Stored items from a collection:

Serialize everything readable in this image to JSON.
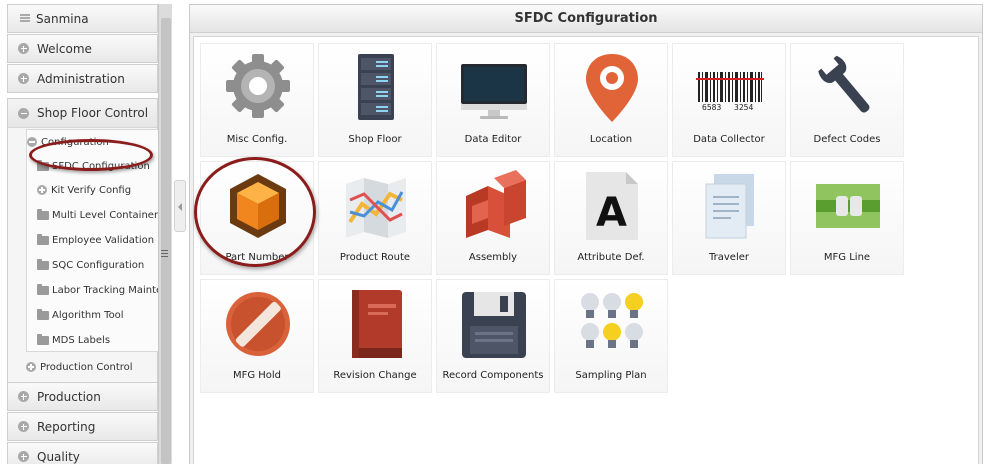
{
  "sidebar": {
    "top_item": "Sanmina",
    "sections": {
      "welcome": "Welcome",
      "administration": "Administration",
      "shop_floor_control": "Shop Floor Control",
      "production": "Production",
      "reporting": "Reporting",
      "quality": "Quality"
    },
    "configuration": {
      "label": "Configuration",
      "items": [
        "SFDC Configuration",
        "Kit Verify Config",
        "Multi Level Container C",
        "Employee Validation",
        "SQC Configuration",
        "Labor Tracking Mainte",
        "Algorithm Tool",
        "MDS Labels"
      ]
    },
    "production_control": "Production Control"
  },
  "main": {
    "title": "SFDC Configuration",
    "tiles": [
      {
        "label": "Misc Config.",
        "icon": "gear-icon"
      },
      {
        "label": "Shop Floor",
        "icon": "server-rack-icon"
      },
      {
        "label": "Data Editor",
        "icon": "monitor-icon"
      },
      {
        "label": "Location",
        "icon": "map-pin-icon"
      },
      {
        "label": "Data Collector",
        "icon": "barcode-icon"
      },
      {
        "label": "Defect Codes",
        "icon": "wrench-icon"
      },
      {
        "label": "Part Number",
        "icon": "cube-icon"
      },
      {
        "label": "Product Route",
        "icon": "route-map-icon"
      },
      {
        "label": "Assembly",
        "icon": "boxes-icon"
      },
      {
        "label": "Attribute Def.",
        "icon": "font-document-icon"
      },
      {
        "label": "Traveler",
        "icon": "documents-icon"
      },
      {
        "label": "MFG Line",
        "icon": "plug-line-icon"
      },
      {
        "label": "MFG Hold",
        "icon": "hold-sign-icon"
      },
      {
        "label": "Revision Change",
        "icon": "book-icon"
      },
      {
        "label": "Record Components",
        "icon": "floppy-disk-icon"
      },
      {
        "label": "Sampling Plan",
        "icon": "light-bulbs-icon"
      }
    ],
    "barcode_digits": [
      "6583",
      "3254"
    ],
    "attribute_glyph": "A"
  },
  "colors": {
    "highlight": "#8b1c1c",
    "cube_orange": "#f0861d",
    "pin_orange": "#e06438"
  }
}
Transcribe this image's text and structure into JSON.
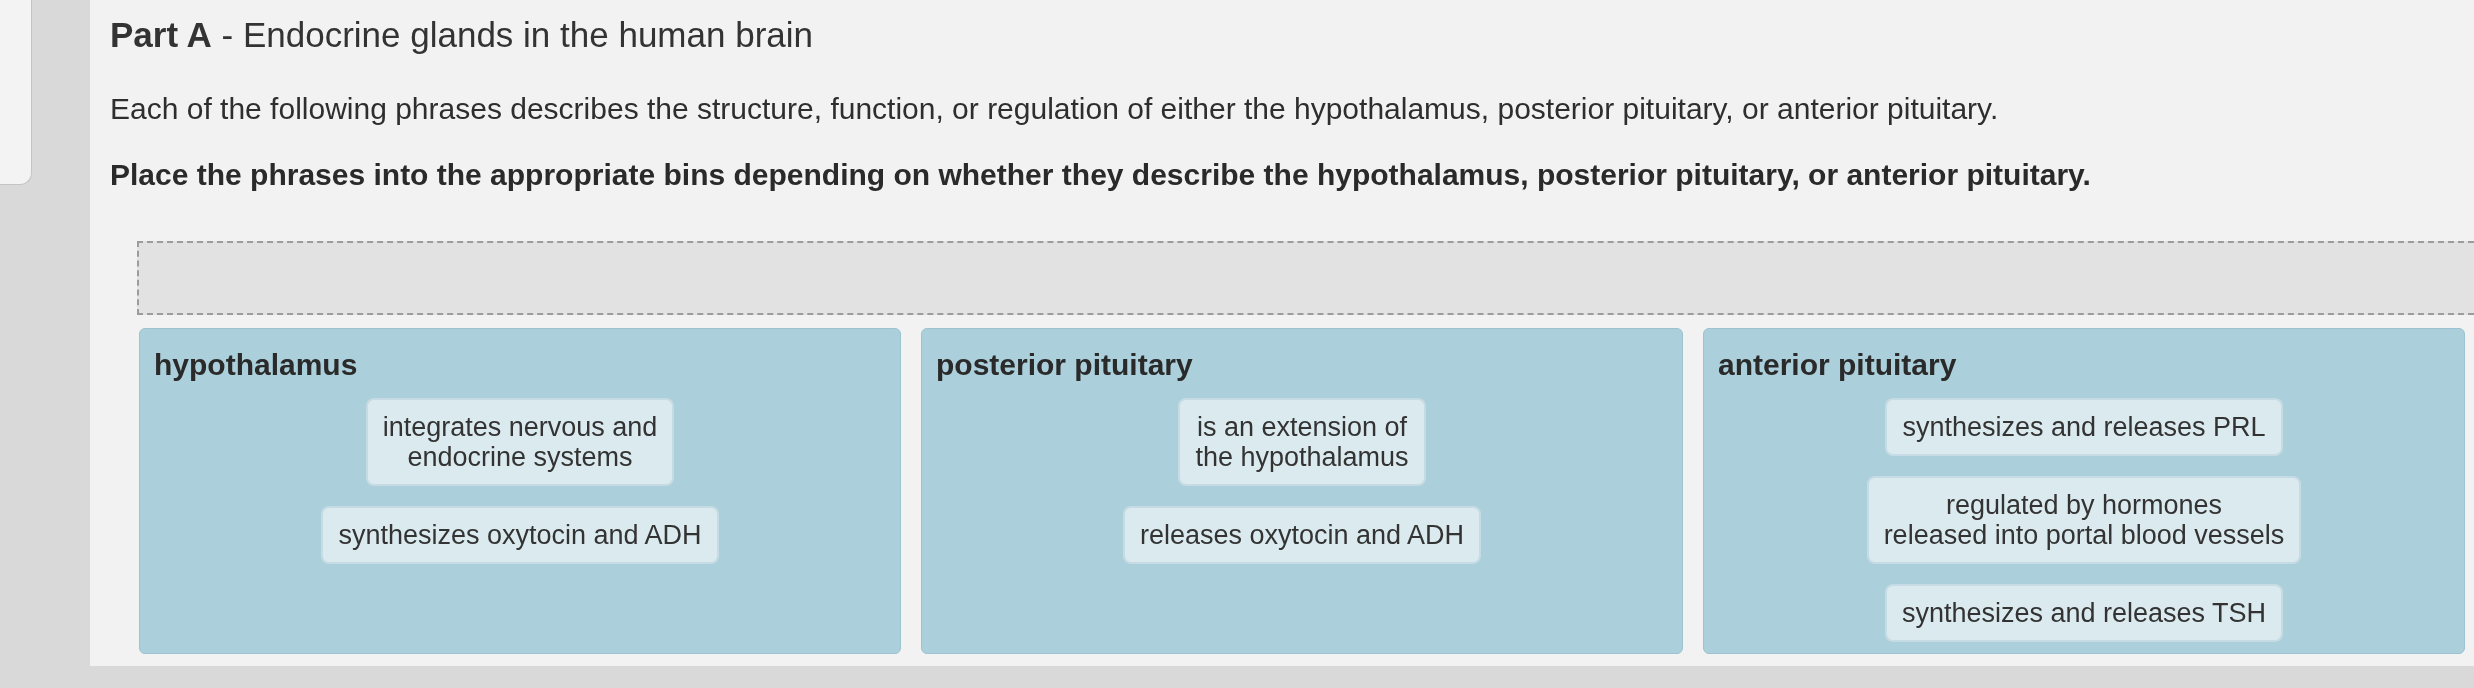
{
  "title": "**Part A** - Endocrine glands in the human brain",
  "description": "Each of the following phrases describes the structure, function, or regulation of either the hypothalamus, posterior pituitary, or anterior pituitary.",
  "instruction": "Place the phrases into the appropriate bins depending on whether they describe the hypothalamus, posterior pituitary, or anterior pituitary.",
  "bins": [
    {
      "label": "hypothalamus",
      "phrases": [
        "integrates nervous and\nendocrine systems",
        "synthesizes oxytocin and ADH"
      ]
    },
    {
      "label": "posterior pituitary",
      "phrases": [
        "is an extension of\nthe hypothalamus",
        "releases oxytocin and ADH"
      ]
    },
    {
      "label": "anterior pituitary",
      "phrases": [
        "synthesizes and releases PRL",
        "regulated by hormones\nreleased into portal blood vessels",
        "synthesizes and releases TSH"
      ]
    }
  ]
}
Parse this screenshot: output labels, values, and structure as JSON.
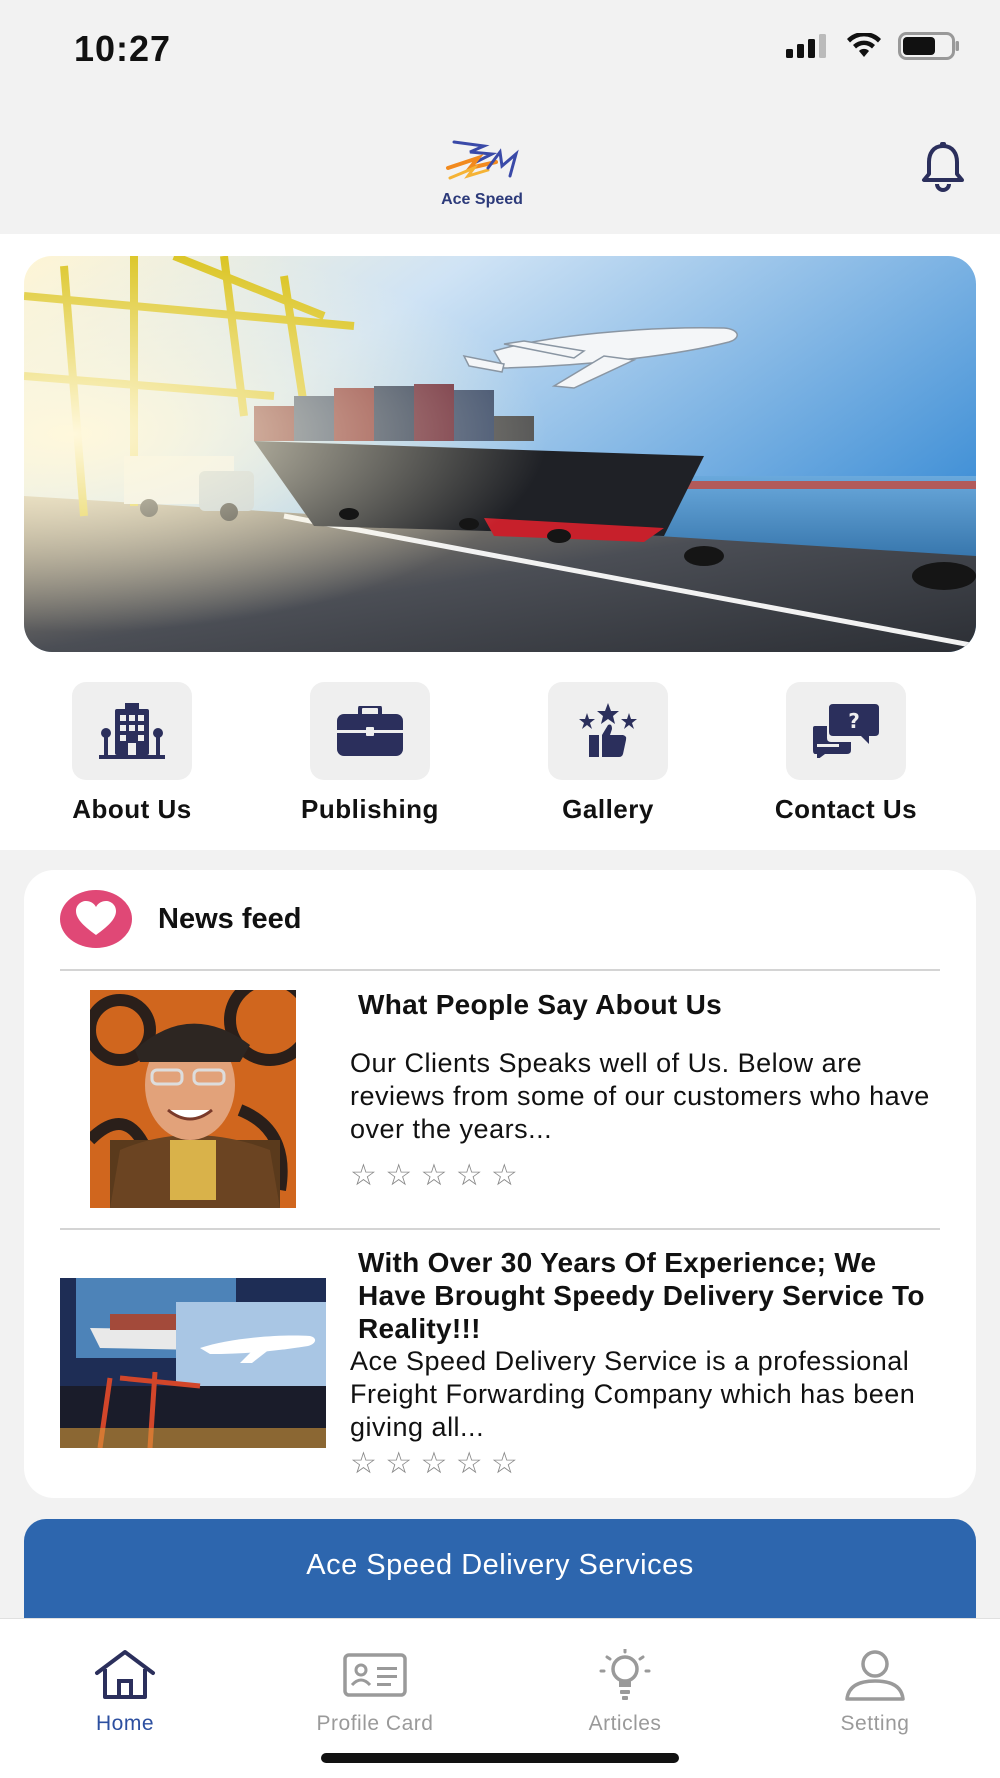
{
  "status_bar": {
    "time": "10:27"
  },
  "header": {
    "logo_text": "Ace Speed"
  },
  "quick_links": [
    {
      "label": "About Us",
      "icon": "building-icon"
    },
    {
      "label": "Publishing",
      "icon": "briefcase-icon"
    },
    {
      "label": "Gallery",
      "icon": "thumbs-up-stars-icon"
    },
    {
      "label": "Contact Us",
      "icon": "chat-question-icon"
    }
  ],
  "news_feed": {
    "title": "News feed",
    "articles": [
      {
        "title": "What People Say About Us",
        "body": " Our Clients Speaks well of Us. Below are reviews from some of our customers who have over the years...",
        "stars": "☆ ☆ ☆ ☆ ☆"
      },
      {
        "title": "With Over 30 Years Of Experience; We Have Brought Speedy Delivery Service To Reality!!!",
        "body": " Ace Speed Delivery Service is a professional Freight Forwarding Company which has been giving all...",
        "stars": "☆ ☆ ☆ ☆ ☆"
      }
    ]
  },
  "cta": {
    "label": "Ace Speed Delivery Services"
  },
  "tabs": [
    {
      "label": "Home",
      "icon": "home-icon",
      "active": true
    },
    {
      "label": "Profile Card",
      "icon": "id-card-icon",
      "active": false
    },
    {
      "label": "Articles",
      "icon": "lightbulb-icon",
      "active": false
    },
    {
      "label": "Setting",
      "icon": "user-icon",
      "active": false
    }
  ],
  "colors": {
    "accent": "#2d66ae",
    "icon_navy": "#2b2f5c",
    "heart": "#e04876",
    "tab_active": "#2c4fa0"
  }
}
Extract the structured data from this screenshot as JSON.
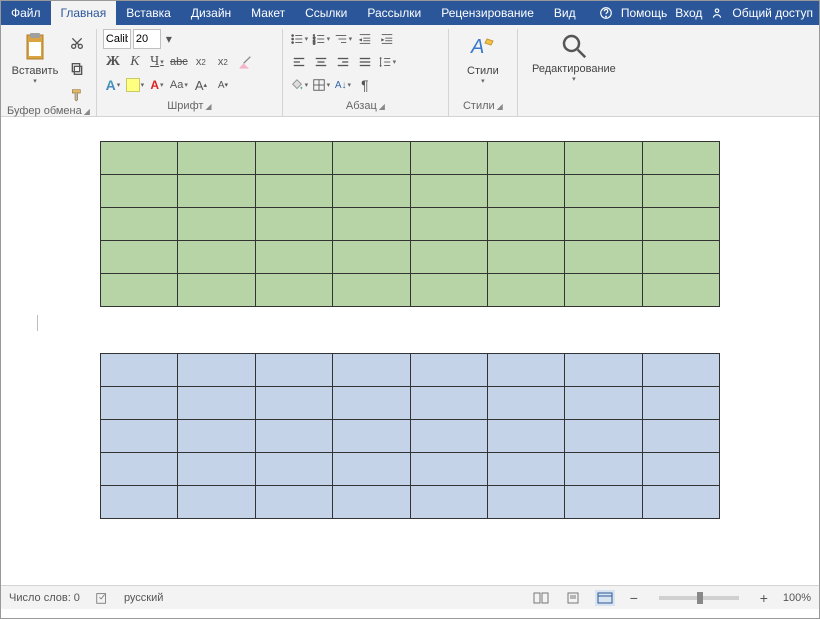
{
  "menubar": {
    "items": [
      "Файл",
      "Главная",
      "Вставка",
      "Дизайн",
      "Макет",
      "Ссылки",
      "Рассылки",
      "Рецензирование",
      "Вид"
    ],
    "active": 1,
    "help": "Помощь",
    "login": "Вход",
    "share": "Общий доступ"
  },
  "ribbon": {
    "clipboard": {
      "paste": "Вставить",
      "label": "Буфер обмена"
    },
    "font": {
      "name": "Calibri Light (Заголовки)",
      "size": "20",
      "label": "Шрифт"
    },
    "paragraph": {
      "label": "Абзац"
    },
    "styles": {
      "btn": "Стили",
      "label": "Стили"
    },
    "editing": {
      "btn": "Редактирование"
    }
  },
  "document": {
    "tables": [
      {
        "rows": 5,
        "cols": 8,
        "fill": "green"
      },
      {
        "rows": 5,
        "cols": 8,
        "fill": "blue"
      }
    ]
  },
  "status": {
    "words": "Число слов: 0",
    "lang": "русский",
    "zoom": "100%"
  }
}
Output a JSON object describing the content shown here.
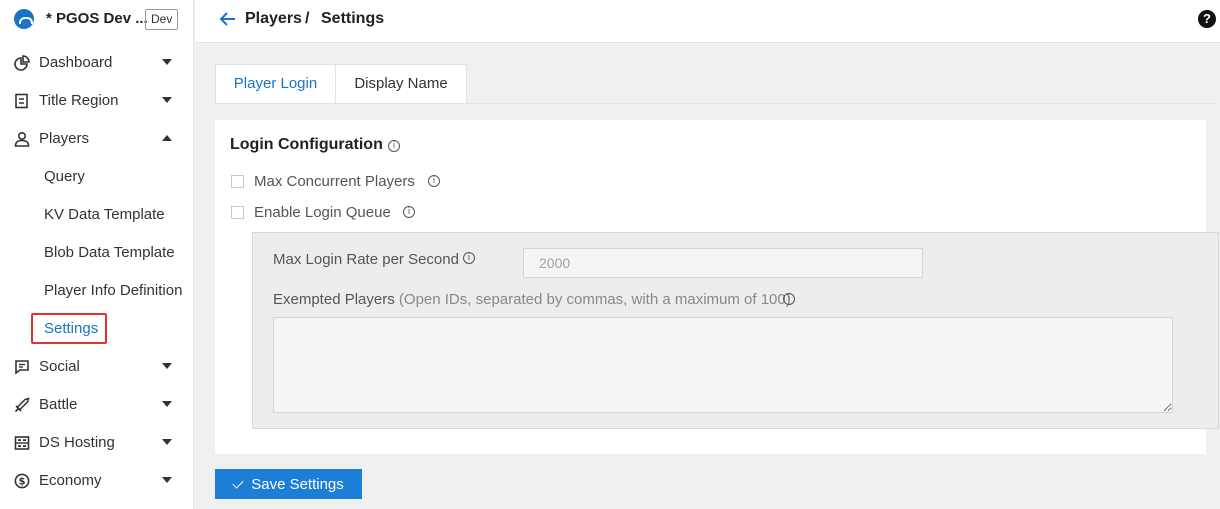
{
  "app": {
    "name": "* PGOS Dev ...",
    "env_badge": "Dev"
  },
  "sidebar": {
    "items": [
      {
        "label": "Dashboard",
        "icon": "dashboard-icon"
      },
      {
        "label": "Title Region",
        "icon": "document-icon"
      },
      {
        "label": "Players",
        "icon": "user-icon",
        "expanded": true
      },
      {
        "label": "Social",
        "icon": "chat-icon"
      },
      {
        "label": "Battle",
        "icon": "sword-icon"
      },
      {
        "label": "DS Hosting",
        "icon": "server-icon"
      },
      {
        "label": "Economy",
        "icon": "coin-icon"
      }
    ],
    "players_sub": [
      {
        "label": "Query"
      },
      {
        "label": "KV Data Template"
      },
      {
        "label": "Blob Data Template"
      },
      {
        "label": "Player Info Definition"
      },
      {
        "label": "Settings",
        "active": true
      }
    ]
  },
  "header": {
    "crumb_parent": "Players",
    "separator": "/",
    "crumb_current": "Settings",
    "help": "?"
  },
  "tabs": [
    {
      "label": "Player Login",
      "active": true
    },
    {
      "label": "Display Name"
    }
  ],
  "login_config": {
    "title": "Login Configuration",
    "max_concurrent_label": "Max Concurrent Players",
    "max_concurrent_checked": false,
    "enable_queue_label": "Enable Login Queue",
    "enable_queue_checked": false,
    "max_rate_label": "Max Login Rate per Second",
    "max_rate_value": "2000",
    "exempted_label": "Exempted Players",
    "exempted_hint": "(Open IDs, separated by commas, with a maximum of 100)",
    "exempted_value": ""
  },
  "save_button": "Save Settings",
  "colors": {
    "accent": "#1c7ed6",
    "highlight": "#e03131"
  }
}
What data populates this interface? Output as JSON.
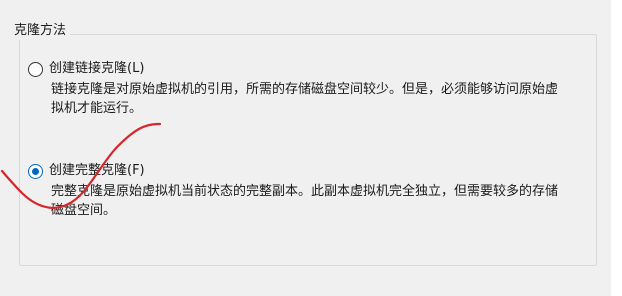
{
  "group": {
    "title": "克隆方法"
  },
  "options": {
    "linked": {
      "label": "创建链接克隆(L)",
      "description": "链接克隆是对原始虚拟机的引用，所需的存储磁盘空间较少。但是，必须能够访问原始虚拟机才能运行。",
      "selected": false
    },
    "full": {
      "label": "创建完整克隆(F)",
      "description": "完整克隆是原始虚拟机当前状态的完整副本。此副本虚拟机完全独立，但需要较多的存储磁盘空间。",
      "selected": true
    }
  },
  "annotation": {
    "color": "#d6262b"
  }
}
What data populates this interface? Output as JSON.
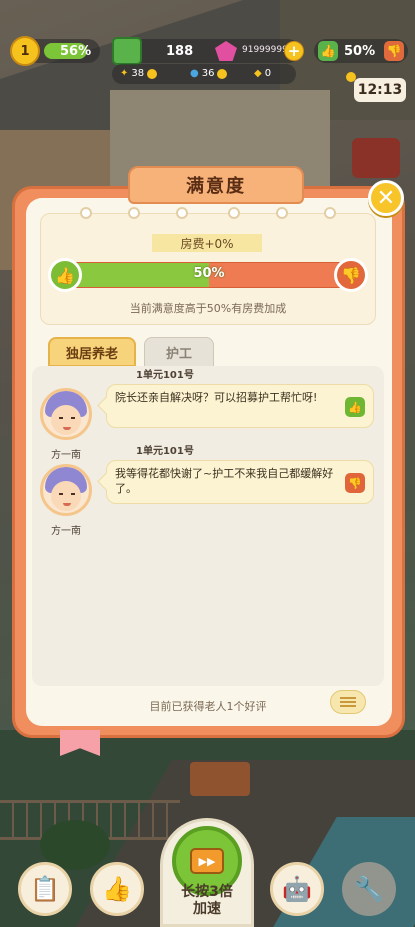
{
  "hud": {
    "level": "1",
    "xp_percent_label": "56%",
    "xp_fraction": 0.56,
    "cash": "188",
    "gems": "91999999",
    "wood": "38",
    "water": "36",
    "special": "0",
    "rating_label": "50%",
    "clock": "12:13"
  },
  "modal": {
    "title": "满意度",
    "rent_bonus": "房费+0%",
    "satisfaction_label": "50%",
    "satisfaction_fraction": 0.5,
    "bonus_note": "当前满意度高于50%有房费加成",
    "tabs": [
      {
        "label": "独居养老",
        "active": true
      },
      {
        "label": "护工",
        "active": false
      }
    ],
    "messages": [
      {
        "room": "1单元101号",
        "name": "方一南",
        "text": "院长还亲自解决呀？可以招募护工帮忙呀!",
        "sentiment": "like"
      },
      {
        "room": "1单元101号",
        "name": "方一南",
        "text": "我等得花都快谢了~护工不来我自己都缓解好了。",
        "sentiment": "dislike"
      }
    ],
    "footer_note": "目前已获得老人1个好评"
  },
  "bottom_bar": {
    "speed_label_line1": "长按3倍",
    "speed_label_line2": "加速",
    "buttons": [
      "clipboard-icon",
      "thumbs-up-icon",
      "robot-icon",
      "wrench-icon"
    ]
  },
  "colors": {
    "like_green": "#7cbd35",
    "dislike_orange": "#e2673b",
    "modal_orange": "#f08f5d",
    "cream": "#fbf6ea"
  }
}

Work instructions » Above are the records. Copy every line in them holding "posterior".

Written solution »
  "description": "Each of the following phrases describes the structure, function, or regulation of either the hypothalamus, posterior pituitary, or anterior pituitary.",
  "instruction": "Place the phrases into the appropriate bins depending on whether they describe the hypothalamus, posterior pituitary, or anterior pituitary.",
      "label": "posterior pituitary",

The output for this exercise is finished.